__THE EXERCISE__: Write every record out again exactly, and keep images out of it.

__EXERCISE MATERIALS__:

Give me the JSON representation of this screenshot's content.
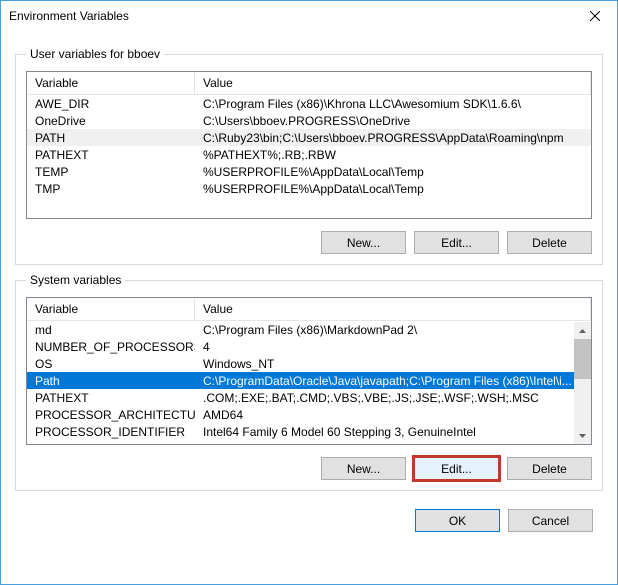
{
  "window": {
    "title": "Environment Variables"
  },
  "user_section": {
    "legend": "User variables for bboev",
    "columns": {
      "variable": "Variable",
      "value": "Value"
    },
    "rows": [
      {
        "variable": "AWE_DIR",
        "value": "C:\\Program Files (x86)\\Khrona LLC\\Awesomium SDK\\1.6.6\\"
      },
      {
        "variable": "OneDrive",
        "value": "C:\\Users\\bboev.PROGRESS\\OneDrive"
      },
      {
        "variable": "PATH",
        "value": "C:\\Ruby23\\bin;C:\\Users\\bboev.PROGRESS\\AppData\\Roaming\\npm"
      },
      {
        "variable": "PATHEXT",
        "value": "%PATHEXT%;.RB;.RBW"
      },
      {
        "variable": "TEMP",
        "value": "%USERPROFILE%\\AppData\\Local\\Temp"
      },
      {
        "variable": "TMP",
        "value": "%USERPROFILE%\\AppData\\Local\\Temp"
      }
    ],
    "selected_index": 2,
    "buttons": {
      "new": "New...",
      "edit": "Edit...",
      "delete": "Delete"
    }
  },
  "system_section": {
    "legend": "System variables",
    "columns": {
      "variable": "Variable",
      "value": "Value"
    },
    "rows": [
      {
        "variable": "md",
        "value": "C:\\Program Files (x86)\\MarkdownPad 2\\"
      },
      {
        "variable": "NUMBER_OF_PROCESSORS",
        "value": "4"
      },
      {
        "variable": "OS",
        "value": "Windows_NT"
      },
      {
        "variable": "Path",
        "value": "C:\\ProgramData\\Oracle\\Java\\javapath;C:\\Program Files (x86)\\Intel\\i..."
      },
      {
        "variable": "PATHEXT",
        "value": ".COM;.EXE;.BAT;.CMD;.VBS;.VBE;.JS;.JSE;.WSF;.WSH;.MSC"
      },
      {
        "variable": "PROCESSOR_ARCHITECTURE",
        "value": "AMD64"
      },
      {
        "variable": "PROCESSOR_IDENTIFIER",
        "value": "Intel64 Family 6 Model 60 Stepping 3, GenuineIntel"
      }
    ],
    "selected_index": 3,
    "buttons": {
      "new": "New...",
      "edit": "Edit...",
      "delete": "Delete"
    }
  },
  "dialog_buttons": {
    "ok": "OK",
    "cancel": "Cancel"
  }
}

__ANSWER__:
Give me the JSON representation of this screenshot's content.
{
  "window": {
    "title": "Environment Variables"
  },
  "user_section": {
    "legend": "User variables for bboev",
    "columns": {
      "variable": "Variable",
      "value": "Value"
    },
    "rows": [
      {
        "variable": "AWE_DIR",
        "value": "C:\\Program Files (x86)\\Khrona LLC\\Awesomium SDK\\1.6.6\\"
      },
      {
        "variable": "OneDrive",
        "value": "C:\\Users\\bboev.PROGRESS\\OneDrive"
      },
      {
        "variable": "PATH",
        "value": "C:\\Ruby23\\bin;C:\\Users\\bboev.PROGRESS\\AppData\\Roaming\\npm"
      },
      {
        "variable": "PATHEXT",
        "value": "%PATHEXT%;.RB;.RBW"
      },
      {
        "variable": "TEMP",
        "value": "%USERPROFILE%\\AppData\\Local\\Temp"
      },
      {
        "variable": "TMP",
        "value": "%USERPROFILE%\\AppData\\Local\\Temp"
      }
    ],
    "selected_index": 2,
    "buttons": {
      "new": "New...",
      "edit": "Edit...",
      "delete": "Delete"
    }
  },
  "system_section": {
    "legend": "System variables",
    "columns": {
      "variable": "Variable",
      "value": "Value"
    },
    "rows": [
      {
        "variable": "md",
        "value": "C:\\Program Files (x86)\\MarkdownPad 2\\"
      },
      {
        "variable": "NUMBER_OF_PROCESSORS",
        "value": "4"
      },
      {
        "variable": "OS",
        "value": "Windows_NT"
      },
      {
        "variable": "Path",
        "value": "C:\\ProgramData\\Oracle\\Java\\javapath;C:\\Program Files (x86)\\Intel\\i..."
      },
      {
        "variable": "PATHEXT",
        "value": ".COM;.EXE;.BAT;.CMD;.VBS;.VBE;.JS;.JSE;.WSF;.WSH;.MSC"
      },
      {
        "variable": "PROCESSOR_ARCHITECTURE",
        "value": "AMD64"
      },
      {
        "variable": "PROCESSOR_IDENTIFIER",
        "value": "Intel64 Family 6 Model 60 Stepping 3, GenuineIntel"
      }
    ],
    "selected_index": 3,
    "buttons": {
      "new": "New...",
      "edit": "Edit...",
      "delete": "Delete"
    }
  },
  "dialog_buttons": {
    "ok": "OK",
    "cancel": "Cancel"
  }
}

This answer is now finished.